# TASK OBJECTIVE
Duplicate the following lines character for character.

# Start of MATERIAL FOR THIS EXERCISE

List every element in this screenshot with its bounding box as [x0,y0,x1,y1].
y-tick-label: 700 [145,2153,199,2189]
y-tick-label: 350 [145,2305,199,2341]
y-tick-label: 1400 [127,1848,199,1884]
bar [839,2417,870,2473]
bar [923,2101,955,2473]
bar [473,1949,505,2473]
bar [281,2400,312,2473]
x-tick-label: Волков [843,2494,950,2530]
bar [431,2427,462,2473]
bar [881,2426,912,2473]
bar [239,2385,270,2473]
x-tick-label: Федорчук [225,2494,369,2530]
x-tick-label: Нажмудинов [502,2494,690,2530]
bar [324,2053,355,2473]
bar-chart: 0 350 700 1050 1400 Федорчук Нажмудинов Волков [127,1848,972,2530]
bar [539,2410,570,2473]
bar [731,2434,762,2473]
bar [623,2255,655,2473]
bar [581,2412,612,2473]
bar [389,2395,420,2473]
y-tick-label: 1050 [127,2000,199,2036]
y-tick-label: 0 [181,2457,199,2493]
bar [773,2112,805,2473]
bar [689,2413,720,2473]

# End of MATERIAL FOR THIS EXERCISE

# SOLUTION
List every element in this screenshot with its bounding box as [x0,y0,x1,y1].
y-tick-label: 700 [145,2153,199,2189]
y-tick-label: 350 [145,2305,199,2341]
y-tick-label: 1400 [127,1848,199,1884]
bar [839,2417,870,2473]
bar [923,2101,955,2473]
bar [473,1949,505,2473]
bar [281,2400,312,2473]
x-tick-label: Волков [843,2494,950,2530]
bar [431,2427,462,2473]
bar [881,2426,912,2473]
bar [239,2385,270,2473]
x-tick-label: Федорчук [225,2494,369,2530]
x-tick-label: Нажмудинов [502,2494,690,2530]
bar [324,2053,355,2473]
bar-chart: 0 350 700 1050 1400 Федорчук Нажмудинов Волков [127,1848,972,2530]
bar [539,2410,570,2473]
bar [731,2434,762,2473]
bar [623,2255,655,2473]
bar [581,2412,612,2473]
bar [389,2395,420,2473]
y-tick-label: 1050 [127,2000,199,2036]
y-tick-label: 0 [181,2457,199,2493]
bar [773,2112,805,2473]
bar [689,2413,720,2473]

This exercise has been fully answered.